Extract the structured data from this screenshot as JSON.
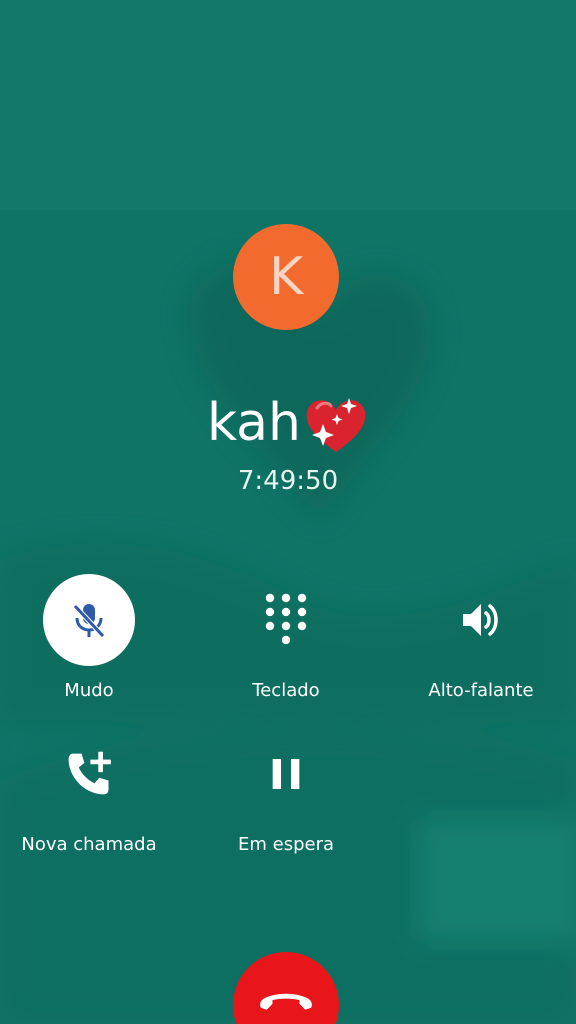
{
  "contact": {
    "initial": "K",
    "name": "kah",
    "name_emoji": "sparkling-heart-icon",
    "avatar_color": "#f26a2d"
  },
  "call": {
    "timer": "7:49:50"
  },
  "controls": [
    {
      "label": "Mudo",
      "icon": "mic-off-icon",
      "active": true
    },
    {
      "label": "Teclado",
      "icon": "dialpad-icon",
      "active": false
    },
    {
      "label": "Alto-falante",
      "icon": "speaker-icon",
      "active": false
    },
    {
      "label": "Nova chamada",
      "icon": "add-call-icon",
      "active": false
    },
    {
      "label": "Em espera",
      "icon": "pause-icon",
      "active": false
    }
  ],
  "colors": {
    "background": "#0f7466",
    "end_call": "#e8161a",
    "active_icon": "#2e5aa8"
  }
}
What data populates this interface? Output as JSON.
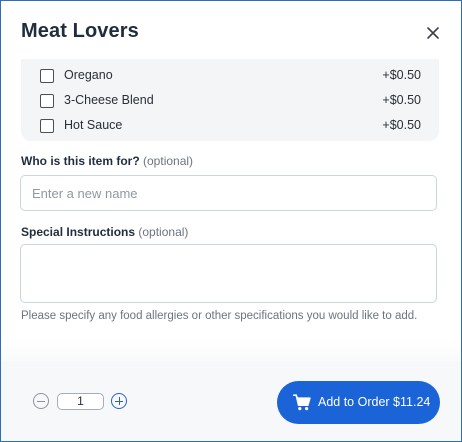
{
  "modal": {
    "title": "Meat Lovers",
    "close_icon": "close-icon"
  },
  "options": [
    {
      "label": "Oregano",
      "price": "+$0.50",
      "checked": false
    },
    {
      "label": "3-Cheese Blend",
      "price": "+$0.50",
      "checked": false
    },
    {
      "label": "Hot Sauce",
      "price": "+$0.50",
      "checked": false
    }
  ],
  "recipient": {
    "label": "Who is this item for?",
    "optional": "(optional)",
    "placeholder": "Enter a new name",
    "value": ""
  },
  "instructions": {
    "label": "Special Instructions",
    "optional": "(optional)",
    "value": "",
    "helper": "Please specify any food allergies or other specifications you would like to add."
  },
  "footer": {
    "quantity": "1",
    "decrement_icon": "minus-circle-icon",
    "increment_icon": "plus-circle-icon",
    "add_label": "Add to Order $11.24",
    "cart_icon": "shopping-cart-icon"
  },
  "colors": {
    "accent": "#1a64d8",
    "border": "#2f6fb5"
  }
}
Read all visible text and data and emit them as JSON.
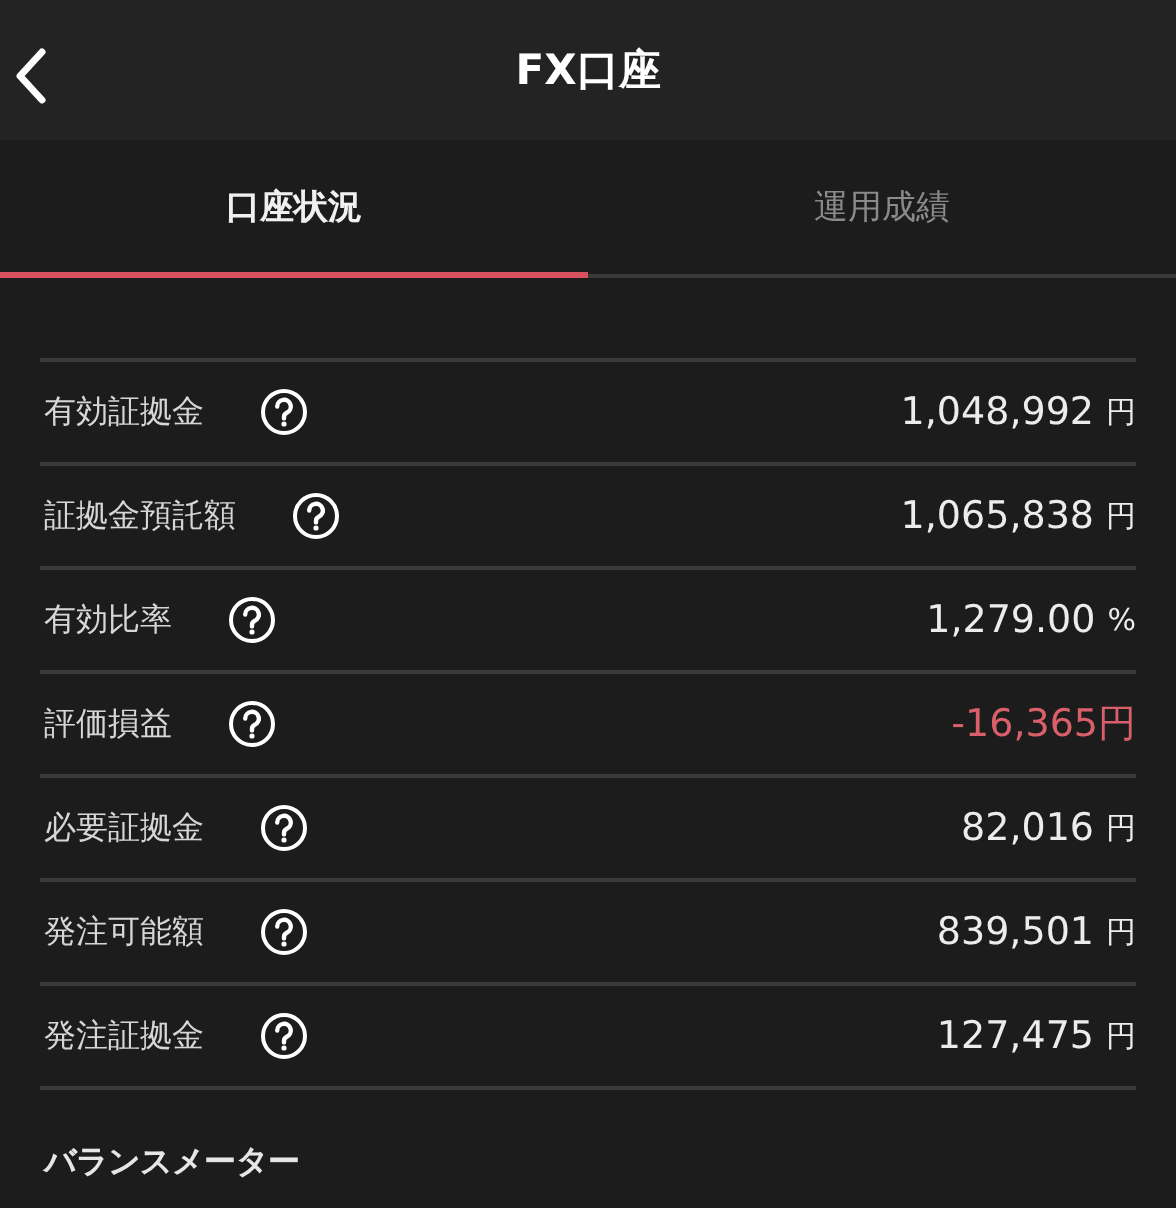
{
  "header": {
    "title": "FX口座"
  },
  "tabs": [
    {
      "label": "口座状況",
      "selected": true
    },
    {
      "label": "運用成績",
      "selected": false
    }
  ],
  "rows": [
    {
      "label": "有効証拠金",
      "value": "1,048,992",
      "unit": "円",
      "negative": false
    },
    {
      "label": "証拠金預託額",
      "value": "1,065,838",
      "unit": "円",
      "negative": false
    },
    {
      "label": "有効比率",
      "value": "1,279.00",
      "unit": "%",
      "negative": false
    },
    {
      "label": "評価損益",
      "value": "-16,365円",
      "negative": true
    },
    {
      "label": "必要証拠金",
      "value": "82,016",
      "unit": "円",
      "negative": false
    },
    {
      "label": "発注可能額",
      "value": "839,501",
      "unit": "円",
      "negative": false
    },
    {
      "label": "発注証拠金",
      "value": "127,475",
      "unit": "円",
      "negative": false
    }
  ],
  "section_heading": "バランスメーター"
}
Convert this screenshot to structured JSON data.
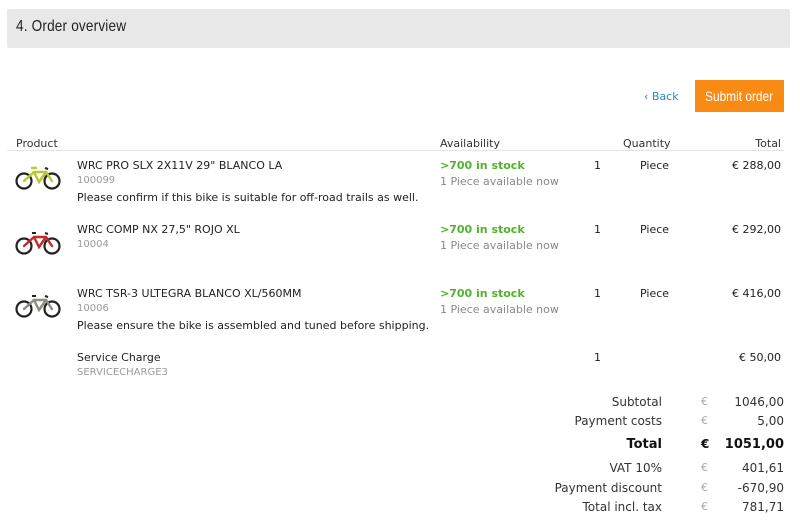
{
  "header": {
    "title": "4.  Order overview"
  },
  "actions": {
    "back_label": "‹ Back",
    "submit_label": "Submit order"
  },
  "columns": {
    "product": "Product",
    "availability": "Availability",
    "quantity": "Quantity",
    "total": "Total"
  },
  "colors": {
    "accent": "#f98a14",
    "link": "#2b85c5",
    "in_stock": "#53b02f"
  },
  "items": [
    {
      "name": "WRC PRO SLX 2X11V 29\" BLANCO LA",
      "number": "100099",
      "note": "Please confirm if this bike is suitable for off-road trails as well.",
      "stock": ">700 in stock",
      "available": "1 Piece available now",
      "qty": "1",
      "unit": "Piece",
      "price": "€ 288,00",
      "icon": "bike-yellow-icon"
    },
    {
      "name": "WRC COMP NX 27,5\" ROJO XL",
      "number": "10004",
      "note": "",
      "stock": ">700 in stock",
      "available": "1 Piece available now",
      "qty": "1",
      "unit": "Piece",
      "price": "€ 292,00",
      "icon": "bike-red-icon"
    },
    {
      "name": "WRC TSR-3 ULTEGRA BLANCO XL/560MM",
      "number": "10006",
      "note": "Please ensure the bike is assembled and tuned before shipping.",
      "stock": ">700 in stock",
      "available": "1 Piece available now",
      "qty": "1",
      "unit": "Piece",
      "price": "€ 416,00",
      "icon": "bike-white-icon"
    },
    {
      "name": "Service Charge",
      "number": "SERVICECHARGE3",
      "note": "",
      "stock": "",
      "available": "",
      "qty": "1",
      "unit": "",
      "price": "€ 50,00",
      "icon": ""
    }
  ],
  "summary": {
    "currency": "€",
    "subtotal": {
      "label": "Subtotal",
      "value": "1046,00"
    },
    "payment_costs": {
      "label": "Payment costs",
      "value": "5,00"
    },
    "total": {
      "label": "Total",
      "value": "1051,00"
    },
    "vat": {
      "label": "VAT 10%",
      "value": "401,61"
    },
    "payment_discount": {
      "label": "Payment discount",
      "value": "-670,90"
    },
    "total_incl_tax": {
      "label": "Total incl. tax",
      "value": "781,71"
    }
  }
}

* [Problem description]: Print the entries above exactly, taking out only the pictures.

* [Written solution]:
Extract the structured data from this screenshot as JSON.
{
  "contact": {
    "initial": "K",
    "name": "kah",
    "name_emoji": "sparkling-heart-icon",
    "avatar_color": "#f26a2d"
  },
  "call": {
    "timer": "7:49:50"
  },
  "controls": [
    {
      "label": "Mudo",
      "icon": "mic-off-icon",
      "active": true
    },
    {
      "label": "Teclado",
      "icon": "dialpad-icon",
      "active": false
    },
    {
      "label": "Alto-falante",
      "icon": "speaker-icon",
      "active": false
    },
    {
      "label": "Nova chamada",
      "icon": "add-call-icon",
      "active": false
    },
    {
      "label": "Em espera",
      "icon": "pause-icon",
      "active": false
    }
  ],
  "colors": {
    "background": "#0f7466",
    "end_call": "#e8161a",
    "active_icon": "#2e5aa8"
  }
}
What data populates this interface? Output as JSON.
{
  "modal": {
    "title": "Meat Lovers",
    "close_icon": "close-icon"
  },
  "options": [
    {
      "label": "Oregano",
      "price": "+$0.50",
      "checked": false
    },
    {
      "label": "3-Cheese Blend",
      "price": "+$0.50",
      "checked": false
    },
    {
      "label": "Hot Sauce",
      "price": "+$0.50",
      "checked": false
    }
  ],
  "recipient": {
    "label": "Who is this item for?",
    "optional": "(optional)",
    "placeholder": "Enter a new name",
    "value": ""
  },
  "instructions": {
    "label": "Special Instructions",
    "optional": "(optional)",
    "value": "",
    "helper": "Please specify any food allergies or other specifications you would like to add."
  },
  "footer": {
    "quantity": "1",
    "decrement_icon": "minus-circle-icon",
    "increment_icon": "plus-circle-icon",
    "add_label": "Add to Order $11.24",
    "cart_icon": "shopping-cart-icon"
  },
  "colors": {
    "accent": "#1a64d8",
    "border": "#2f6fb5"
  }
}
Read all visible text and data and emit them as JSON.
{
  "header": {
    "title": "FX口座"
  },
  "tabs": [
    {
      "label": "口座状況",
      "selected": true
    },
    {
      "label": "運用成績",
      "selected": false
    }
  ],
  "rows": [
    {
      "label": "有効証拠金",
      "value": "1,048,992",
      "unit": "円",
      "negative": false
    },
    {
      "label": "証拠金預託額",
      "value": "1,065,838",
      "unit": "円",
      "negative": false
    },
    {
      "label": "有効比率",
      "value": "1,279.00",
      "unit": "%",
      "negative": false
    },
    {
      "label": "評価損益",
      "value": "-16,365円",
      "negative": true
    },
    {
      "label": "必要証拠金",
      "value": "82,016",
      "unit": "円",
      "negative": false
    },
    {
      "label": "発注可能額",
      "value": "839,501",
      "unit": "円",
      "negative": false
    },
    {
      "label": "発注証拠金",
      "value": "127,475",
      "unit": "円",
      "negative": false
    }
  ],
  "section_heading": "バランスメーター"
}
Convert this screenshot to structured JSON data.
{
  "header": {
    "title": "4.  Order overview"
  },
  "actions": {
    "back_label": "‹ Back",
    "submit_label": "Submit order"
  },
  "columns": {
    "product": "Product",
    "availability": "Availability",
    "quantity": "Quantity",
    "total": "Total"
  },
  "colors": {
    "accent": "#f98a14",
    "link": "#2b85c5",
    "in_stock": "#53b02f"
  },
  "items": [
    {
      "name": "WRC PRO SLX 2X11V 29\" BLANCO LA",
      "number": "100099",
      "note": "Please confirm if this bike is suitable for off-road trails as well.",
      "stock": ">700 in stock",
      "available": "1 Piece available now",
      "qty": "1",
      "unit": "Piece",
      "price": "€ 288,00",
      "icon": "bike-yellow-icon"
    },
    {
      "name": "WRC COMP NX 27,5\" ROJO XL",
      "number": "10004",
      "note": "",
      "stock": ">700 in stock",
      "available": "1 Piece available now",
      "qty": "1",
      "unit": "Piece",
      "price": "€ 292,00",
      "icon": "bike-red-icon"
    },
    {
      "name": "WRC TSR-3 ULTEGRA BLANCO XL/560MM",
      "number": "10006",
      "note": "Please ensure the bike is assembled and tuned before shipping.",
      "stock": ">700 in stock",
      "available": "1 Piece available now",
      "qty": "1",
      "unit": "Piece",
      "price": "€ 416,00",
      "icon": "bike-white-icon"
    },
    {
      "name": "Service Charge",
      "number": "SERVICECHARGE3",
      "note": "",
      "stock": "",
      "available": "",
      "qty": "1",
      "unit": "",
      "price": "€ 50,00",
      "icon": ""
    }
  ],
  "summary": {
    "currency": "€",
    "subtotal": {
      "label": "Subtotal",
      "value": "1046,00"
    },
    "payment_costs": {
      "label": "Payment costs",
      "value": "5,00"
    },
    "total": {
      "label": "Total",
      "value": "1051,00"
    },
    "vat": {
      "label": "VAT 10%",
      "value": "401,61"
    },
    "payment_discount": {
      "label": "Payment discount",
      "value": "-670,90"
    },
    "total_incl_tax": {
      "label": "Total incl. tax",
      "value": "781,71"
    }
  }
}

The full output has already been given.